Entries provided:
########################################
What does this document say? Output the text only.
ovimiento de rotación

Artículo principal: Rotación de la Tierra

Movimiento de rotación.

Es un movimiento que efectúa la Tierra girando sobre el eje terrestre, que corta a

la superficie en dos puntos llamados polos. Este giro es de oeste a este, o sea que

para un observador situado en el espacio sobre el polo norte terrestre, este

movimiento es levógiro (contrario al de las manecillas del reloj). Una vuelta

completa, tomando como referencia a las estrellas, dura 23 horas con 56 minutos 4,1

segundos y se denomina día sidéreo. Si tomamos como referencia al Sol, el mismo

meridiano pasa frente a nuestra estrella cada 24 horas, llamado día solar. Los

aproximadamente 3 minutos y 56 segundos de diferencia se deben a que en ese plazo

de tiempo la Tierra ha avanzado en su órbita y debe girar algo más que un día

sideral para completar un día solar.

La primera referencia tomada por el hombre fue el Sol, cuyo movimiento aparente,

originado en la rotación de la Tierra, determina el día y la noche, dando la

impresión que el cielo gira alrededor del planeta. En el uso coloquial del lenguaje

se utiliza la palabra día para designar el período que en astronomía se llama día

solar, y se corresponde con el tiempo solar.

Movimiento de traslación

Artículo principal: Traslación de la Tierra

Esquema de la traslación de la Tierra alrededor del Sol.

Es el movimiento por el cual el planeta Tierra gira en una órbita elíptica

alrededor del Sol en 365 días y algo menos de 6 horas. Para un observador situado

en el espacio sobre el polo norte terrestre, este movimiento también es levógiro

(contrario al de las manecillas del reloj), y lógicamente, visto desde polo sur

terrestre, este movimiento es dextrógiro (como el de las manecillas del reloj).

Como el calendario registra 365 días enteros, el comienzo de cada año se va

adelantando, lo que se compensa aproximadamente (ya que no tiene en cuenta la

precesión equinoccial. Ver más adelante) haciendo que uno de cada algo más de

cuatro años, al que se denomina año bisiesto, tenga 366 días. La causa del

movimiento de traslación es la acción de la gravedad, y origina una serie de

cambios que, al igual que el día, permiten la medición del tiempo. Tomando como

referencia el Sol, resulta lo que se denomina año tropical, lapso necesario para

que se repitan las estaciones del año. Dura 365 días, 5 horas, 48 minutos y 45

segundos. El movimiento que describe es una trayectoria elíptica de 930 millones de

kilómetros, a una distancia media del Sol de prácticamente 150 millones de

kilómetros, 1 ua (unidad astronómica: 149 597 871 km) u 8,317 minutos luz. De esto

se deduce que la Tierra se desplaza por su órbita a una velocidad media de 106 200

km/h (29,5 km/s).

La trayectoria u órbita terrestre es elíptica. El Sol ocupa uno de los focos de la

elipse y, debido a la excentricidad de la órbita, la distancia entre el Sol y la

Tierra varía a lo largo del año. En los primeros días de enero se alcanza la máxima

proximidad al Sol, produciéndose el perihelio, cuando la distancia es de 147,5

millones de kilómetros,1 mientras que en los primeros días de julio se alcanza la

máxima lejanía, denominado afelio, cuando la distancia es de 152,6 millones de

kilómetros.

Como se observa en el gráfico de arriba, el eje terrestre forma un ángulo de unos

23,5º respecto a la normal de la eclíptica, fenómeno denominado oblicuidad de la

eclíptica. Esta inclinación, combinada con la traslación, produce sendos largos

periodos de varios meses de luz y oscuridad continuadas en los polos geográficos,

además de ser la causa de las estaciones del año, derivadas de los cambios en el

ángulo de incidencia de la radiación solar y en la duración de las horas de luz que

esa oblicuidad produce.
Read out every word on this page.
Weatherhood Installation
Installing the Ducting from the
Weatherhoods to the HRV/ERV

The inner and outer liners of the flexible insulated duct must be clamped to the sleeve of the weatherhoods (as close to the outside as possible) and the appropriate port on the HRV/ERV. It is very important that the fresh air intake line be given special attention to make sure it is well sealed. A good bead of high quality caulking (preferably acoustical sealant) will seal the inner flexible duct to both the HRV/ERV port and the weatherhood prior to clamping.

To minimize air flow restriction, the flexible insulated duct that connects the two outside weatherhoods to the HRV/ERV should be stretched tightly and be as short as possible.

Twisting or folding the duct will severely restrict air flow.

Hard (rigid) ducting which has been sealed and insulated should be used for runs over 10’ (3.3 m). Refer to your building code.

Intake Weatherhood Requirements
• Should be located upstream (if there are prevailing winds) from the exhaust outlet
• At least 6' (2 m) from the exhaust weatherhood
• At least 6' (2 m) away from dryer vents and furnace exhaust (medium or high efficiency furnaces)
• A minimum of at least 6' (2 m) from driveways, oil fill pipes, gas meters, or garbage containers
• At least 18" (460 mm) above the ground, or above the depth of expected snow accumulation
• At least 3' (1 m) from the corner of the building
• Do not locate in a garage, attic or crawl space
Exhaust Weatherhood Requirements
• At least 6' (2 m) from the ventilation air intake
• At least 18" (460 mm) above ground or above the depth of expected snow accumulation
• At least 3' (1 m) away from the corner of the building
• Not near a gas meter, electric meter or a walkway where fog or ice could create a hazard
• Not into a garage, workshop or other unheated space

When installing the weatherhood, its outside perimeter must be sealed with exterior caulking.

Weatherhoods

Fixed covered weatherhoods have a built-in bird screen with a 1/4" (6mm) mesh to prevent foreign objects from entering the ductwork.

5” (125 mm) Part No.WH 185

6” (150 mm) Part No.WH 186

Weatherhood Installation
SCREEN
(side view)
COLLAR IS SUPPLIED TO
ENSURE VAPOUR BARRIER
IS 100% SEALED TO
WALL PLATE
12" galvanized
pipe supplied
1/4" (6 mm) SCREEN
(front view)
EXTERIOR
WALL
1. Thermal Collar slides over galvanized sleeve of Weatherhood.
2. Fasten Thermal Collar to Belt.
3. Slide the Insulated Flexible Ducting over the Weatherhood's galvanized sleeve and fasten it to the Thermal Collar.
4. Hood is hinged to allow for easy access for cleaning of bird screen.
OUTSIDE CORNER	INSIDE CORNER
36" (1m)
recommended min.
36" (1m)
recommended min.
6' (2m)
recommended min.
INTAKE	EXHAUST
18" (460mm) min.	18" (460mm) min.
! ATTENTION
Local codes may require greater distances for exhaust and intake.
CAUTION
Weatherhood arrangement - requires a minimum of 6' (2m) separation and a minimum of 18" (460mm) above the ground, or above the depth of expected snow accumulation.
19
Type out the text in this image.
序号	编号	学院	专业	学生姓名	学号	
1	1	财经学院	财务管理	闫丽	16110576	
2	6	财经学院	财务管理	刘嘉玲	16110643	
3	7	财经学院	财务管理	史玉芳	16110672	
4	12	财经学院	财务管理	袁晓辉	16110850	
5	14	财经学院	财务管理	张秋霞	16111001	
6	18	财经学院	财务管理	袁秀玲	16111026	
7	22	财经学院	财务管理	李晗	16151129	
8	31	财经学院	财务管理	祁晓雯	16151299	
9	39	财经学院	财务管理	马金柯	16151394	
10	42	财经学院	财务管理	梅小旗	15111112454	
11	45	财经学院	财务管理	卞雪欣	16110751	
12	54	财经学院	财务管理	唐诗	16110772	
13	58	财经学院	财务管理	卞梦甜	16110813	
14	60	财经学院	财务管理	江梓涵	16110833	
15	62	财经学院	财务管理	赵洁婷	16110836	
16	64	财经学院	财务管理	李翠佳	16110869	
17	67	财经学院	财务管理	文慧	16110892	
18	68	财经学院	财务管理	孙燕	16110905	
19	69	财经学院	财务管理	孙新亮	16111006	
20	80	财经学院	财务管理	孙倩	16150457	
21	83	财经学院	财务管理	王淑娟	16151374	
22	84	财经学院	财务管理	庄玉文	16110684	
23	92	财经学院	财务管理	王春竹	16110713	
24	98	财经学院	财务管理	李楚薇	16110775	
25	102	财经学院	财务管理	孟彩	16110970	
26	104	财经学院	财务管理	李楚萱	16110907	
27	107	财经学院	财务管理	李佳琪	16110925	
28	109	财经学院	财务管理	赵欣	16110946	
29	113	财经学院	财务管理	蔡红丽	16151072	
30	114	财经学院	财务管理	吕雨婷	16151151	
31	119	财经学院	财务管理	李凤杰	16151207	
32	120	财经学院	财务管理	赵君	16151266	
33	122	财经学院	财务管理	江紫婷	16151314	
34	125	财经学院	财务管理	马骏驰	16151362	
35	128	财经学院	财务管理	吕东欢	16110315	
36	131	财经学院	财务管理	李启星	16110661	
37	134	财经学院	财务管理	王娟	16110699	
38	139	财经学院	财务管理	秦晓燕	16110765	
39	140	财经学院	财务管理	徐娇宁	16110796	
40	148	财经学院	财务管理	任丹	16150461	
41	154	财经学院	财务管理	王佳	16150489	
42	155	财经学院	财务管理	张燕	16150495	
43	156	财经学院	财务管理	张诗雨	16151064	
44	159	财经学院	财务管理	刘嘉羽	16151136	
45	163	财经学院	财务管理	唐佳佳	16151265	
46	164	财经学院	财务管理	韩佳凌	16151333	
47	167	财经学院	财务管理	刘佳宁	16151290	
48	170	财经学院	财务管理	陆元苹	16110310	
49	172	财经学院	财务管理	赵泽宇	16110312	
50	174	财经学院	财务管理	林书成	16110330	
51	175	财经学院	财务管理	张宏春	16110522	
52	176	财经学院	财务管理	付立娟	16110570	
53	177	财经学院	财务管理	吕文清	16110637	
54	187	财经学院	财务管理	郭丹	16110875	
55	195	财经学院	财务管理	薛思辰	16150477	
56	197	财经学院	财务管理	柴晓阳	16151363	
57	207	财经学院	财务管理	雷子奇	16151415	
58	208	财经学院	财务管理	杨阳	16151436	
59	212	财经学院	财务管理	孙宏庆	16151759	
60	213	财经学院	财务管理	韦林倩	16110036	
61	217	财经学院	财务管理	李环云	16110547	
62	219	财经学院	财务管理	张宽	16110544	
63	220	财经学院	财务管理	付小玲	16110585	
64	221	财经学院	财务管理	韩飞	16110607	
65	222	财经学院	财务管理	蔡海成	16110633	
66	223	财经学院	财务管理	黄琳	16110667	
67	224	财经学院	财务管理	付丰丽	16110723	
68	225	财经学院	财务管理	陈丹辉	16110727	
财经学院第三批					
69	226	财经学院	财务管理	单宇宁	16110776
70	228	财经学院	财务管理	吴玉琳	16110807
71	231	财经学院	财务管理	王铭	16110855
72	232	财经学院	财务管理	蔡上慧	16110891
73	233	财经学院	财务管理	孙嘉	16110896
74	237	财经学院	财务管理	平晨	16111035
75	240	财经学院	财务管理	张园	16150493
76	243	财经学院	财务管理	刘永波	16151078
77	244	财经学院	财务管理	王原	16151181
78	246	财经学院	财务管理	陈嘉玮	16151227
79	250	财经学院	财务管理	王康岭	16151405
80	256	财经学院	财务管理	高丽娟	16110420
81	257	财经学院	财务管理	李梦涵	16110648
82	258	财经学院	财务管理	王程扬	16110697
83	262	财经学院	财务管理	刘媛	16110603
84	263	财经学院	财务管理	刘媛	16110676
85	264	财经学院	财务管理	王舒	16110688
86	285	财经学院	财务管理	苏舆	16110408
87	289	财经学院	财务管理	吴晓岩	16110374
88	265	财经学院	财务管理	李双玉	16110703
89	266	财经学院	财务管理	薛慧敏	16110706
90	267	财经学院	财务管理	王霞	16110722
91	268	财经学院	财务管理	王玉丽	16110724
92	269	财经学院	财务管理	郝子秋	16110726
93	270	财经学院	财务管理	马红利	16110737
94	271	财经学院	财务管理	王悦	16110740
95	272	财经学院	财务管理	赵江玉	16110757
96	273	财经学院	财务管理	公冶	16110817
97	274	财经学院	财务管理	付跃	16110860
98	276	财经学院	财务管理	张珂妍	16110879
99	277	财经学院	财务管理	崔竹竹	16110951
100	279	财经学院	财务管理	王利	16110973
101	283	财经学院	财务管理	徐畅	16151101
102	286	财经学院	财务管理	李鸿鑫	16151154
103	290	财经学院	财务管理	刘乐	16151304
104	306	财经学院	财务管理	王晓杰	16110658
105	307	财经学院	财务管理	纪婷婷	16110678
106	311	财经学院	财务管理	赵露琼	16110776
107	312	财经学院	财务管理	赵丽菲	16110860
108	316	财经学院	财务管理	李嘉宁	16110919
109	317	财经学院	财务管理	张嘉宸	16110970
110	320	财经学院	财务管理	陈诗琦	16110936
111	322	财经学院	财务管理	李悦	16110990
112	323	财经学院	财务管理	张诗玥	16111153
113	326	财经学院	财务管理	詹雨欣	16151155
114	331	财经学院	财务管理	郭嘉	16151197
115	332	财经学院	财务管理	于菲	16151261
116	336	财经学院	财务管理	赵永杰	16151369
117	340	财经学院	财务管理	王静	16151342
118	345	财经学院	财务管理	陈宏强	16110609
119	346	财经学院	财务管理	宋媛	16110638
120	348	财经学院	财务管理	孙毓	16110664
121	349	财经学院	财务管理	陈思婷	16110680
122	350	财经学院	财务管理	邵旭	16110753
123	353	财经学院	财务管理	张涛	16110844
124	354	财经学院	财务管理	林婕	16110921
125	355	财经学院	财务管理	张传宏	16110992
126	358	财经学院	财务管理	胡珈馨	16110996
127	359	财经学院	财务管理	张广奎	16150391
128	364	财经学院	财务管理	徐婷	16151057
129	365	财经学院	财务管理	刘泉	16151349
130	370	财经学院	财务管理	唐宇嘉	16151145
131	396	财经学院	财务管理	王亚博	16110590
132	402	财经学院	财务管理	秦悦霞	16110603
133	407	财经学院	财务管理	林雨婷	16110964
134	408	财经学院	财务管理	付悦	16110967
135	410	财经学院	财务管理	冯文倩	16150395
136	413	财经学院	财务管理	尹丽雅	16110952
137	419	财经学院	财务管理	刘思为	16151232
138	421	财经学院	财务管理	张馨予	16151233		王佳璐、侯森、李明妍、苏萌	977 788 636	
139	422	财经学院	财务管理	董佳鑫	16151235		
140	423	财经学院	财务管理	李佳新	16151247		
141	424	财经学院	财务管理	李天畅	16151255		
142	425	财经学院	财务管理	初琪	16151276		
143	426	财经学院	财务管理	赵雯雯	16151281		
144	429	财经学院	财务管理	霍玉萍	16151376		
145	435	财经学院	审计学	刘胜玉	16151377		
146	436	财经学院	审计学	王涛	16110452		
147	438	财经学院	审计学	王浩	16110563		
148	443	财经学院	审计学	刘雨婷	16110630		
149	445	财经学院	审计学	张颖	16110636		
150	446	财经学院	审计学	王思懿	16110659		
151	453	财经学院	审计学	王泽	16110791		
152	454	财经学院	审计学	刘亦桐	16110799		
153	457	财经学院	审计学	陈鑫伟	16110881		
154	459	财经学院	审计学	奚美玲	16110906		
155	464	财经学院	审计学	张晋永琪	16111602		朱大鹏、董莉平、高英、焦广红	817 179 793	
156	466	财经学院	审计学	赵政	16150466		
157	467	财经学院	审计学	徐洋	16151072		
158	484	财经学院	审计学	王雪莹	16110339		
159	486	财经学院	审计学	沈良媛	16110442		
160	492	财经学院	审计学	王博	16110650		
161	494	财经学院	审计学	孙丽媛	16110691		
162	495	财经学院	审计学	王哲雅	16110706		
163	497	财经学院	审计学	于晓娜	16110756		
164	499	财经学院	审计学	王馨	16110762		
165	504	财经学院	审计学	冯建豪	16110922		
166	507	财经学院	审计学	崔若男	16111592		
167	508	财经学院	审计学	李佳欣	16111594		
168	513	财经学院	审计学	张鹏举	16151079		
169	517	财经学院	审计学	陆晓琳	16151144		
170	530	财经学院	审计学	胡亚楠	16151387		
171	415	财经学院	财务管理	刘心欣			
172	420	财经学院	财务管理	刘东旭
########################################
Exercise:
Look for the word "will" in every line of the listing and copy the lines that have it.

Task output:
The inner and outer liners of the flexible insulated duct must be clamped to the sleeve of the weatherhoods (as close to the outside as possible) and the appropriate port on the HRV/ERV. It is very important that the fresh air intake line be given special attention to make sure it is well sealed. A good bead of high quality caulking (preferably acoustical sealant) will seal the inner flexible duct to both the HRV/ERV port and the weatherhood prior to clamping.
Twisting or folding the duct will severely restrict air flow.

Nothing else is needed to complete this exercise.